# Task description
Write the data out again exactly, dropping any images it holds.

* Start Input for this task *

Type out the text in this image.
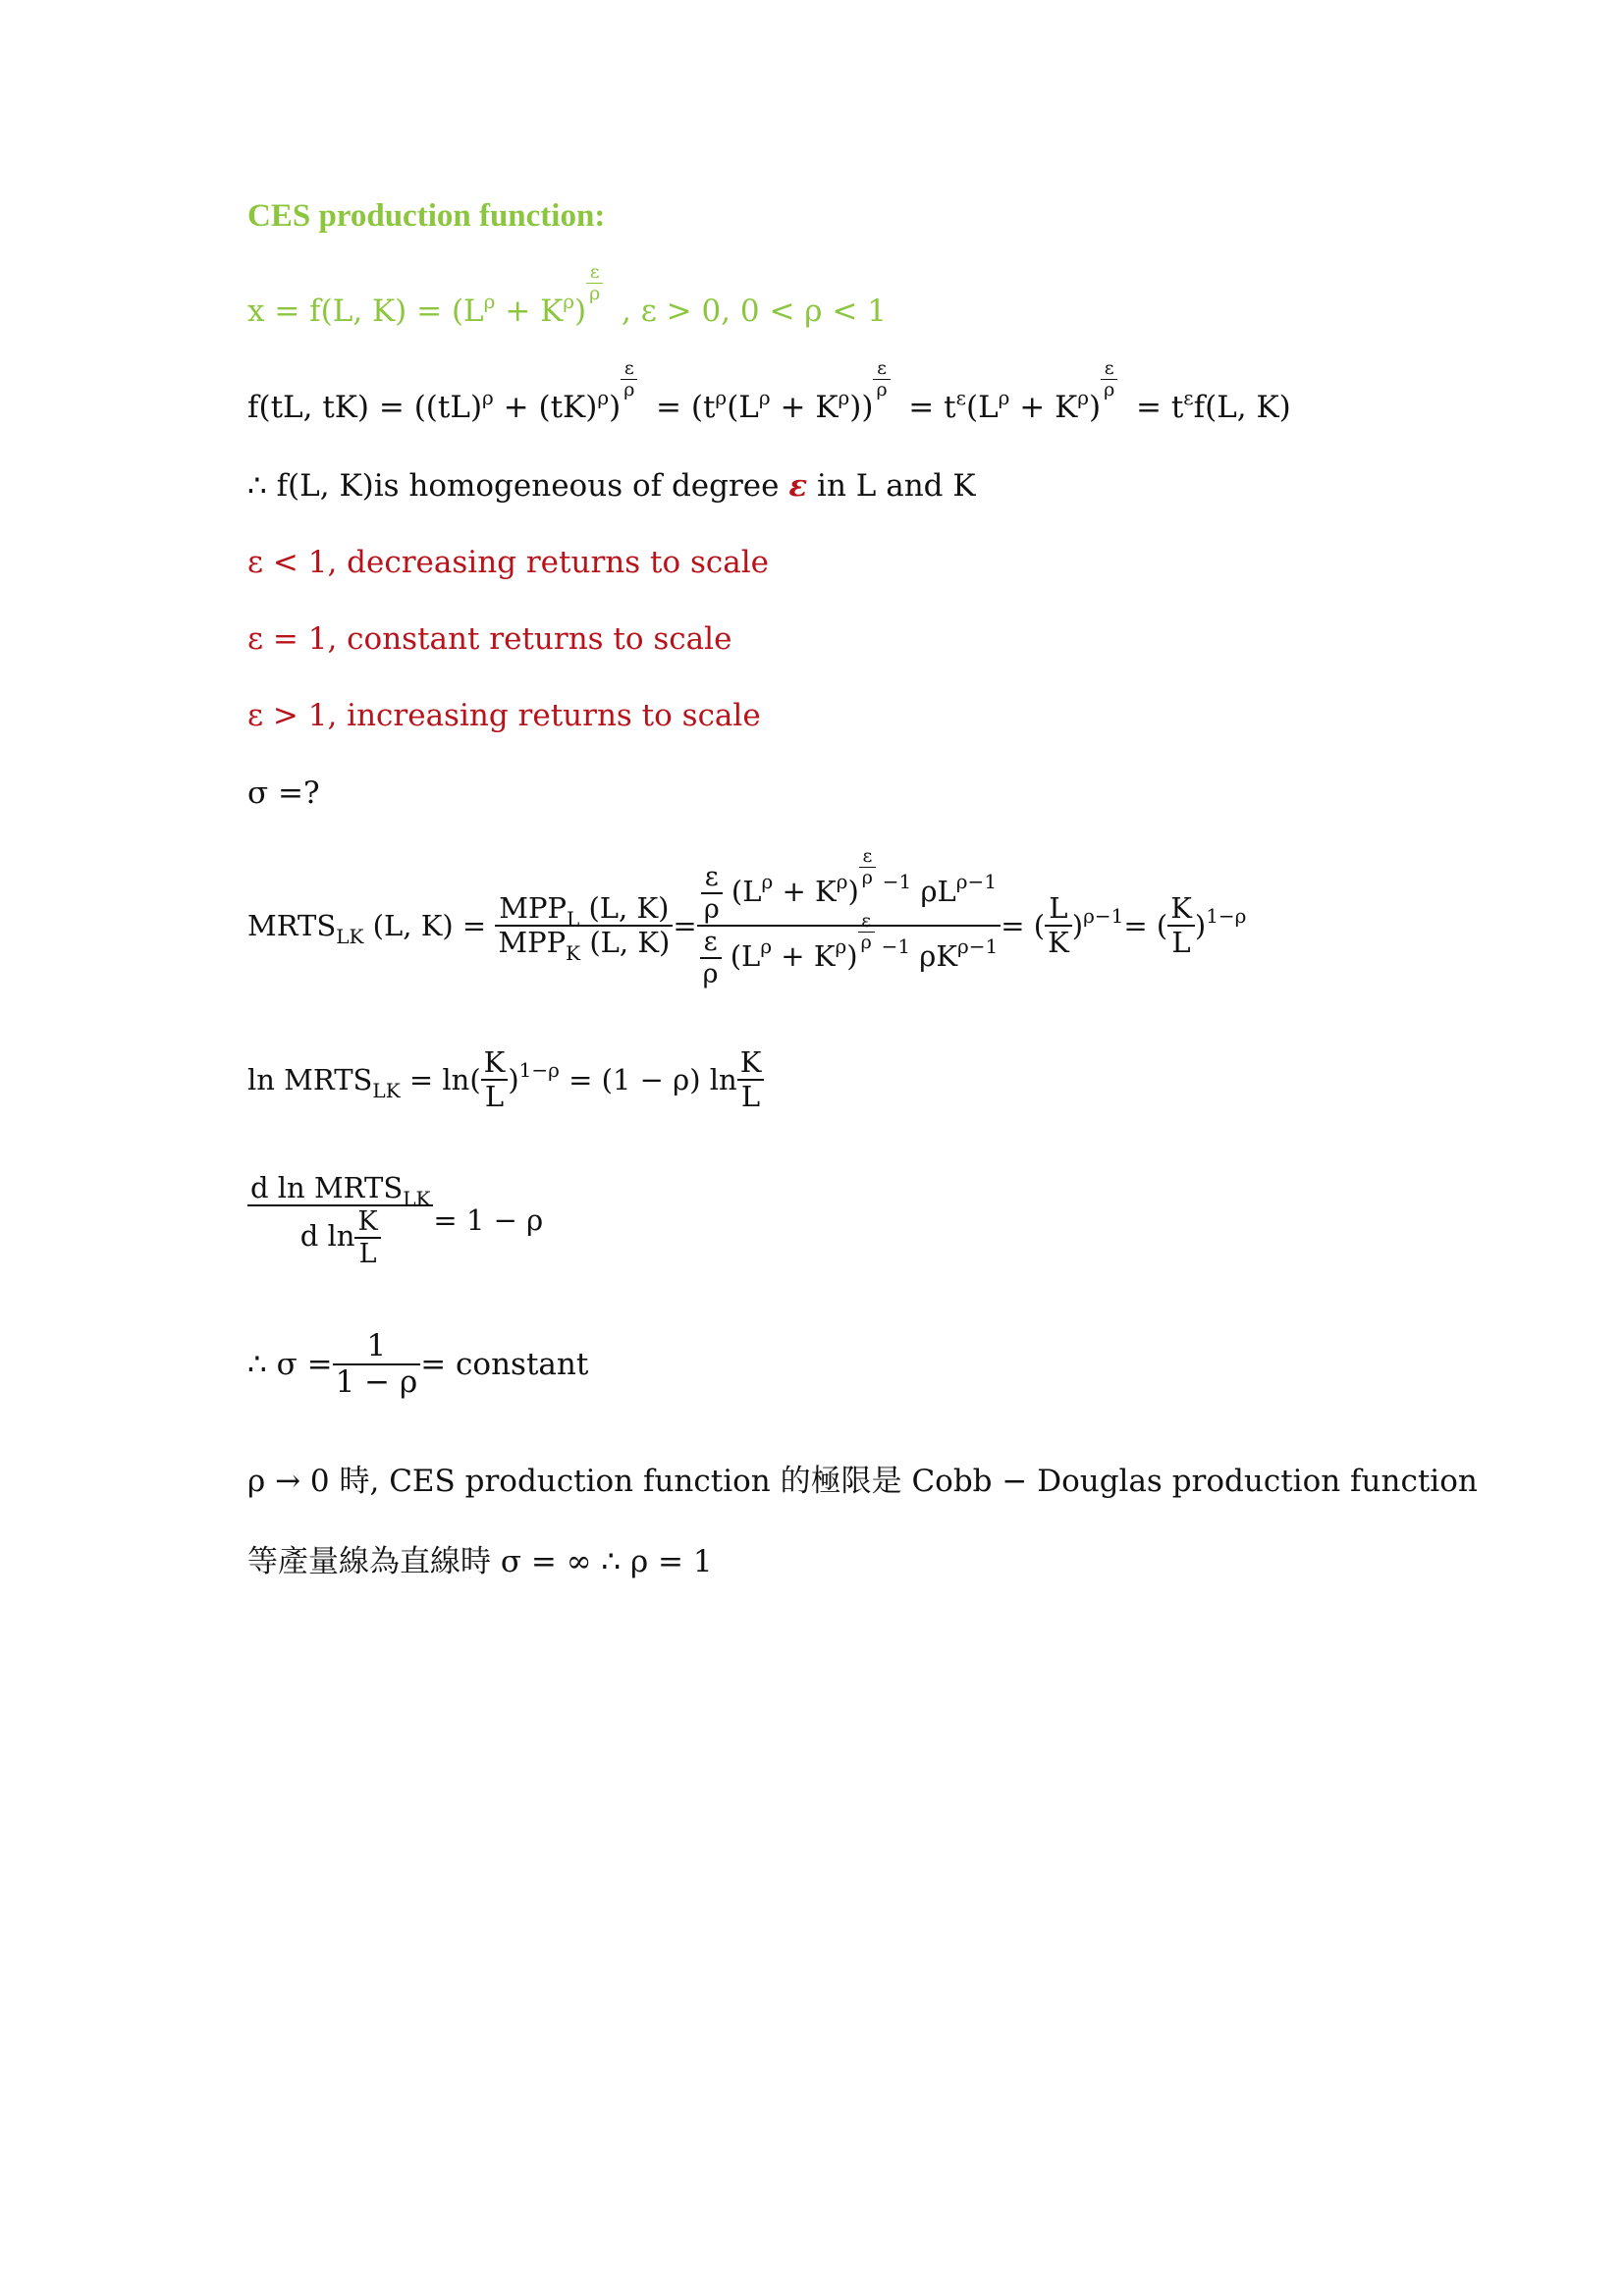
CES production function:
x = f(L, $K) = (L^\rho + K^\rho)$
ε
ρ , ε > 0, 0 < ρ < 1
f(tL, tK) = ((tL)$^\rho$ + (tK)$^\rho$)
ε
$\rho = (t^\rho(L^\rho + K^\rho))$
ε
$\rho = t^\varepsilon(L^\rho + K^\rho)$
ε
$\rho = t^\varepsilon f(L$, K)
∴ f(L, K)is homogeneous of degree ε in L and K
ε < 1, decreasing returns to scale
ε = 1, constant returns to scale
ε > 1, increasing returns to scale
σ =?
$MRTS_{LK}$ (L, $K) = \frac{MPP_L (L, K)}{MPP_K (L, K)} = \frac{\varepsilon}{\rho} (L^\rho + K^\rho)$
ε
ρ $^{-1}$ $\rho L^{\rho-1}$
$\frac{\varepsilon}{\rho} (L^\rho + K^\rho)$
ε
ρ $^{-1}$ $\rho K^{\rho-1}$ = ( $\frac{L}{K} )^{\rho-1}=$ ( $\frac{K}{L} )^{1-\rho}$
$\ln MRTS_{LK} = \ln( \frac{K}{L} )^{1-\rho} = (1 - \rho)$ $\ln \frac{K}{L}$
$\frac{d \ln MRTS_{LK}}{d \ln \frac{K}{L}} = 1 - \rho$
∴ $\sigma = \frac{1}{1 - \rho}$ = constant
ρ → 0 時, CES production function 的極限是 Cobb − Douglas production function
等產量線為直線時 σ = ∞ ∴ ρ = 1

* End Input for this task *

# Written answer
Type out the text in this image.
CES production function:
x = f(L, $K) = (L^\rho + K^\rho)$
ε
ρ , ε > 0, 0 < ρ < 1
f(tL, tK) = ((tL)$^\rho$ + (tK)$^\rho$)
ε
$\rho = (t^\rho(L^\rho + K^\rho))$
ε
$\rho = t^\varepsilon(L^\rho + K^\rho)$
ε
$\rho = t^\varepsilon f(L$, K)
∴ f(L, K)is homogeneous of degree ε in L and K
ε < 1, decreasing returns to scale
ε = 1, constant returns to scale
ε > 1, increasing returns to scale
σ =?
$MRTS_{LK}$ (L, $K) = \frac{MPP_L (L, K)}{MPP_K (L, K)} = \frac{\varepsilon}{\rho} (L^\rho + K^\rho)$
ε
ρ $^{-1}$ $\rho L^{\rho-1}$
$\frac{\varepsilon}{\rho} (L^\rho + K^\rho)$
ε
ρ $^{-1}$ $\rho K^{\rho-1}$ = ( $\frac{L}{K} )^{\rho-1}=$ ( $\frac{K}{L} )^{1-\rho}$
$\ln MRTS_{LK} = \ln( \frac{K}{L} )^{1-\rho} = (1 - \rho)$ $\ln \frac{K}{L}$
$\frac{d \ln MRTS_{LK}}{d \ln \frac{K}{L}} = 1 - \rho$
∴ $\sigma = \frac{1}{1 - \rho}$ = constant
ρ → 0 時, CES production function 的極限是 Cobb − Douglas production function
等產量線為直線時 σ = ∞ ∴ ρ = 1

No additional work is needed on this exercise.